## Dataset records
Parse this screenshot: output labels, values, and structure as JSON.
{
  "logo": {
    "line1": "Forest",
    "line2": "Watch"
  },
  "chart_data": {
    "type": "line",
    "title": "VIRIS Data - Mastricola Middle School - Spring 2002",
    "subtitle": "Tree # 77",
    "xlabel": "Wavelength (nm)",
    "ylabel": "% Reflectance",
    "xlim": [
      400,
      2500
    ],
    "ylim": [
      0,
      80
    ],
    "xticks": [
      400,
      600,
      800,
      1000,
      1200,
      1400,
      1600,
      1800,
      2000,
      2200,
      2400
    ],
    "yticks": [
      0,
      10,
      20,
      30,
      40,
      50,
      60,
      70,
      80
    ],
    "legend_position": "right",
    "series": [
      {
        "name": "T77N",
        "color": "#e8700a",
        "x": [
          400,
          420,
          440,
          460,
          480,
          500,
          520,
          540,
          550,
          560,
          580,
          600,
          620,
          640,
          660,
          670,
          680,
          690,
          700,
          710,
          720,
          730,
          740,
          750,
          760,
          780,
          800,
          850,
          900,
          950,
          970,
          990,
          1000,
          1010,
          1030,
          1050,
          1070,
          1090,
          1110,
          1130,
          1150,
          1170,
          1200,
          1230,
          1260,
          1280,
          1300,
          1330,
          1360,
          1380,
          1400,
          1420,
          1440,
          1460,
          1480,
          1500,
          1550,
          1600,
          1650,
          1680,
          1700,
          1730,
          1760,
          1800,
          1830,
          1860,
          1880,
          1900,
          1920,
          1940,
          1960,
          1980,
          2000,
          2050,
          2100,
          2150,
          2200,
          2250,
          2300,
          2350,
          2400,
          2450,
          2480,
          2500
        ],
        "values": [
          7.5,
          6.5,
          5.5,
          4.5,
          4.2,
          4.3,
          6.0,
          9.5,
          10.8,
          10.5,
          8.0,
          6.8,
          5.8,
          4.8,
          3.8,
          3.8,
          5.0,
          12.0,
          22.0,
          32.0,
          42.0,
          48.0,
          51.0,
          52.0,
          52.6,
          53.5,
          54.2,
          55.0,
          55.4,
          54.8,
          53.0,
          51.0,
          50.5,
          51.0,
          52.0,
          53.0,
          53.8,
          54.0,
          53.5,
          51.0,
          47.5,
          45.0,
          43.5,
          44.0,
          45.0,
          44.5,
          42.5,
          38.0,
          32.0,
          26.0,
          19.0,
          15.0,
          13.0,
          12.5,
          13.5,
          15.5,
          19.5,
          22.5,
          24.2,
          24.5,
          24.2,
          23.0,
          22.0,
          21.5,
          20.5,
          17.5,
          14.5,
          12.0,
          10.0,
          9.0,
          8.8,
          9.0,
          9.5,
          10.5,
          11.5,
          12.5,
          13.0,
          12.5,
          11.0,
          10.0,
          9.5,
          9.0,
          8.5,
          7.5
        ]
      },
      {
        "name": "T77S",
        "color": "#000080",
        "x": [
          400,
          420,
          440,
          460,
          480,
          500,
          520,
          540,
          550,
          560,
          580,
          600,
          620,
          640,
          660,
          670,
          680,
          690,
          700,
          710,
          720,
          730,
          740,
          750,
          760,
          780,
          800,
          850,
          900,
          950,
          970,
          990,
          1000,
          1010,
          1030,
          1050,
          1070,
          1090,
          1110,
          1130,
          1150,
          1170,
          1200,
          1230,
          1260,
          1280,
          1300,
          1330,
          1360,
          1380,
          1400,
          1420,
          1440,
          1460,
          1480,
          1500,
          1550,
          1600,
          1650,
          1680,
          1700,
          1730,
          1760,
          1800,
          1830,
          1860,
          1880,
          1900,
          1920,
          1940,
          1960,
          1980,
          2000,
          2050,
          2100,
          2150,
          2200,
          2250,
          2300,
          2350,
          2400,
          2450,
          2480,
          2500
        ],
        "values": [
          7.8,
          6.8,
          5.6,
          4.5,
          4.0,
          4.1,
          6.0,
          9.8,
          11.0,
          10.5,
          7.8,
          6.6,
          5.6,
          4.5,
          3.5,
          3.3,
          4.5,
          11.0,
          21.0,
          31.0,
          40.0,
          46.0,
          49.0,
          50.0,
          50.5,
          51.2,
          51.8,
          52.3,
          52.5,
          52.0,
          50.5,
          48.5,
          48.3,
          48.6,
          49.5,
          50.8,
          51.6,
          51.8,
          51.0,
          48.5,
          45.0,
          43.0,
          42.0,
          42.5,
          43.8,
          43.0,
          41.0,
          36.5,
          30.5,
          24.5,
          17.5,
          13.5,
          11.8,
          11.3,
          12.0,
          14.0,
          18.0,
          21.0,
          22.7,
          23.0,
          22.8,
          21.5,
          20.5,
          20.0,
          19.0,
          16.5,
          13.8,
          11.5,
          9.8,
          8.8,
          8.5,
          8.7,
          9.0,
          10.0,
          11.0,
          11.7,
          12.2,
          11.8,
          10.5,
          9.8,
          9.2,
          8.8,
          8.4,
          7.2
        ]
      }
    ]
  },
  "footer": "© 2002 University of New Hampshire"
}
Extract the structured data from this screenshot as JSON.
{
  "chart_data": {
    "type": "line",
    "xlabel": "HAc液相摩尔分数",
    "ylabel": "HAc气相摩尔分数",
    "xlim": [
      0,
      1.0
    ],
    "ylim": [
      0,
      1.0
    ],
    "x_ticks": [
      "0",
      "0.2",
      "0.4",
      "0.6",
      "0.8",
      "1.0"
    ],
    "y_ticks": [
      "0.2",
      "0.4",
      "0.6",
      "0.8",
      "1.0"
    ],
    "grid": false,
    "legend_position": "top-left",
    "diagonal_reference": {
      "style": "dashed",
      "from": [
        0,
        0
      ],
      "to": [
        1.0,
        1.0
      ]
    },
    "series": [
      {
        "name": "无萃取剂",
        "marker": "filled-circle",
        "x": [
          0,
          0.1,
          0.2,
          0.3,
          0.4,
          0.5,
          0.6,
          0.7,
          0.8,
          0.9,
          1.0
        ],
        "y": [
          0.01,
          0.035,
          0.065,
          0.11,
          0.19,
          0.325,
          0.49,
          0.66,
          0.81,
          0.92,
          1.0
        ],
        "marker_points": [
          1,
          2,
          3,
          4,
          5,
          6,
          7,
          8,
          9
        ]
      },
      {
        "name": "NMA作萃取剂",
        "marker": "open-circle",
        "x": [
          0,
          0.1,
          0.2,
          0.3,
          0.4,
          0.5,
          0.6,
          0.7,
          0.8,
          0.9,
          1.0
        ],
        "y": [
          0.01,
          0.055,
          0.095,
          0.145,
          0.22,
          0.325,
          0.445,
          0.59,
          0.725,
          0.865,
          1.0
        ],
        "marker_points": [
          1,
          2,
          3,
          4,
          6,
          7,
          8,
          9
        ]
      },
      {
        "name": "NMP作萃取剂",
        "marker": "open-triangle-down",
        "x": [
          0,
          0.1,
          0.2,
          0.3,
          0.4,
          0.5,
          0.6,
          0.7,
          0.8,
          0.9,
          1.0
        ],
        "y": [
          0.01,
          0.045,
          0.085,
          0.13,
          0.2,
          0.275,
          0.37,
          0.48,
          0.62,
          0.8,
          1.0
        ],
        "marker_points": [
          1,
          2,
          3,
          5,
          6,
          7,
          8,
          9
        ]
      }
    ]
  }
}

## What you will do
Please output every record, keeping each line exact.

## Solution
Parse this screenshot: output labels, values, and structure as JSON.
{
  "logo": {
    "line1": "Forest",
    "line2": "Watch"
  },
  "chart_data": {
    "type": "line",
    "title": "VIRIS Data - Mastricola Middle School - Spring 2002",
    "subtitle": "Tree # 77",
    "xlabel": "Wavelength (nm)",
    "ylabel": "% Reflectance",
    "xlim": [
      400,
      2500
    ],
    "ylim": [
      0,
      80
    ],
    "xticks": [
      400,
      600,
      800,
      1000,
      1200,
      1400,
      1600,
      1800,
      2000,
      2200,
      2400
    ],
    "yticks": [
      0,
      10,
      20,
      30,
      40,
      50,
      60,
      70,
      80
    ],
    "legend_position": "right",
    "series": [
      {
        "name": "T77N",
        "color": "#e8700a",
        "x": [
          400,
          420,
          440,
          460,
          480,
          500,
          520,
          540,
          550,
          560,
          580,
          600,
          620,
          640,
          660,
          670,
          680,
          690,
          700,
          710,
          720,
          730,
          740,
          750,
          760,
          780,
          800,
          850,
          900,
          950,
          970,
          990,
          1000,
          1010,
          1030,
          1050,
          1070,
          1090,
          1110,
          1130,
          1150,
          1170,
          1200,
          1230,
          1260,
          1280,
          1300,
          1330,
          1360,
          1380,
          1400,
          1420,
          1440,
          1460,
          1480,
          1500,
          1550,
          1600,
          1650,
          1680,
          1700,
          1730,
          1760,
          1800,
          1830,
          1860,
          1880,
          1900,
          1920,
          1940,
          1960,
          1980,
          2000,
          2050,
          2100,
          2150,
          2200,
          2250,
          2300,
          2350,
          2400,
          2450,
          2480,
          2500
        ],
        "values": [
          7.5,
          6.5,
          5.5,
          4.5,
          4.2,
          4.3,
          6.0,
          9.5,
          10.8,
          10.5,
          8.0,
          6.8,
          5.8,
          4.8,
          3.8,
          3.8,
          5.0,
          12.0,
          22.0,
          32.0,
          42.0,
          48.0,
          51.0,
          52.0,
          52.6,
          53.5,
          54.2,
          55.0,
          55.4,
          54.8,
          53.0,
          51.0,
          50.5,
          51.0,
          52.0,
          53.0,
          53.8,
          54.0,
          53.5,
          51.0,
          47.5,
          45.0,
          43.5,
          44.0,
          45.0,
          44.5,
          42.5,
          38.0,
          32.0,
          26.0,
          19.0,
          15.0,
          13.0,
          12.5,
          13.5,
          15.5,
          19.5,
          22.5,
          24.2,
          24.5,
          24.2,
          23.0,
          22.0,
          21.5,
          20.5,
          17.5,
          14.5,
          12.0,
          10.0,
          9.0,
          8.8,
          9.0,
          9.5,
          10.5,
          11.5,
          12.5,
          13.0,
          12.5,
          11.0,
          10.0,
          9.5,
          9.0,
          8.5,
          7.5
        ]
      },
      {
        "name": "T77S",
        "color": "#000080",
        "x": [
          400,
          420,
          440,
          460,
          480,
          500,
          520,
          540,
          550,
          560,
          580,
          600,
          620,
          640,
          660,
          670,
          680,
          690,
          700,
          710,
          720,
          730,
          740,
          750,
          760,
          780,
          800,
          850,
          900,
          950,
          970,
          990,
          1000,
          1010,
          1030,
          1050,
          1070,
          1090,
          1110,
          1130,
          1150,
          1170,
          1200,
          1230,
          1260,
          1280,
          1300,
          1330,
          1360,
          1380,
          1400,
          1420,
          1440,
          1460,
          1480,
          1500,
          1550,
          1600,
          1650,
          1680,
          1700,
          1730,
          1760,
          1800,
          1830,
          1860,
          1880,
          1900,
          1920,
          1940,
          1960,
          1980,
          2000,
          2050,
          2100,
          2150,
          2200,
          2250,
          2300,
          2350,
          2400,
          2450,
          2480,
          2500
        ],
        "values": [
          7.8,
          6.8,
          5.6,
          4.5,
          4.0,
          4.1,
          6.0,
          9.8,
          11.0,
          10.5,
          7.8,
          6.6,
          5.6,
          4.5,
          3.5,
          3.3,
          4.5,
          11.0,
          21.0,
          31.0,
          40.0,
          46.0,
          49.0,
          50.0,
          50.5,
          51.2,
          51.8,
          52.3,
          52.5,
          52.0,
          50.5,
          48.5,
          48.3,
          48.6,
          49.5,
          50.8,
          51.6,
          51.8,
          51.0,
          48.5,
          45.0,
          43.0,
          42.0,
          42.5,
          43.8,
          43.0,
          41.0,
          36.5,
          30.5,
          24.5,
          17.5,
          13.5,
          11.8,
          11.3,
          12.0,
          14.0,
          18.0,
          21.0,
          22.7,
          23.0,
          22.8,
          21.5,
          20.5,
          20.0,
          19.0,
          16.5,
          13.8,
          11.5,
          9.8,
          8.8,
          8.5,
          8.7,
          9.0,
          10.0,
          11.0,
          11.7,
          12.2,
          11.8,
          10.5,
          9.8,
          9.2,
          8.8,
          8.4,
          7.2
        ]
      }
    ]
  },
  "footer": "© 2002 University of New Hampshire"
}
Extract the structured data from this screenshot as JSON.
{
  "chart_data": {
    "type": "line",
    "xlabel": "HAc液相摩尔分数",
    "ylabel": "HAc气相摩尔分数",
    "xlim": [
      0,
      1.0
    ],
    "ylim": [
      0,
      1.0
    ],
    "x_ticks": [
      "0",
      "0.2",
      "0.4",
      "0.6",
      "0.8",
      "1.0"
    ],
    "y_ticks": [
      "0.2",
      "0.4",
      "0.6",
      "0.8",
      "1.0"
    ],
    "grid": false,
    "legend_position": "top-left",
    "diagonal_reference": {
      "style": "dashed",
      "from": [
        0,
        0
      ],
      "to": [
        1.0,
        1.0
      ]
    },
    "series": [
      {
        "name": "无萃取剂",
        "marker": "filled-circle",
        "x": [
          0,
          0.1,
          0.2,
          0.3,
          0.4,
          0.5,
          0.6,
          0.7,
          0.8,
          0.9,
          1.0
        ],
        "y": [
          0.01,
          0.035,
          0.065,
          0.11,
          0.19,
          0.325,
          0.49,
          0.66,
          0.81,
          0.92,
          1.0
        ],
        "marker_points": [
          1,
          2,
          3,
          4,
          5,
          6,
          7,
          8,
          9
        ]
      },
      {
        "name": "NMA作萃取剂",
        "marker": "open-circle",
        "x": [
          0,
          0.1,
          0.2,
          0.3,
          0.4,
          0.5,
          0.6,
          0.7,
          0.8,
          0.9,
          1.0
        ],
        "y": [
          0.01,
          0.055,
          0.095,
          0.145,
          0.22,
          0.325,
          0.445,
          0.59,
          0.725,
          0.865,
          1.0
        ],
        "marker_points": [
          1,
          2,
          3,
          4,
          6,
          7,
          8,
          9
        ]
      },
      {
        "name": "NMP作萃取剂",
        "marker": "open-triangle-down",
        "x": [
          0,
          0.1,
          0.2,
          0.3,
          0.4,
          0.5,
          0.6,
          0.7,
          0.8,
          0.9,
          1.0
        ],
        "y": [
          0.01,
          0.045,
          0.085,
          0.13,
          0.2,
          0.275,
          0.37,
          0.48,
          0.62,
          0.8,
          1.0
        ],
        "marker_points": [
          1,
          2,
          3,
          5,
          6,
          7,
          8,
          9
        ]
      }
    ]
  }
}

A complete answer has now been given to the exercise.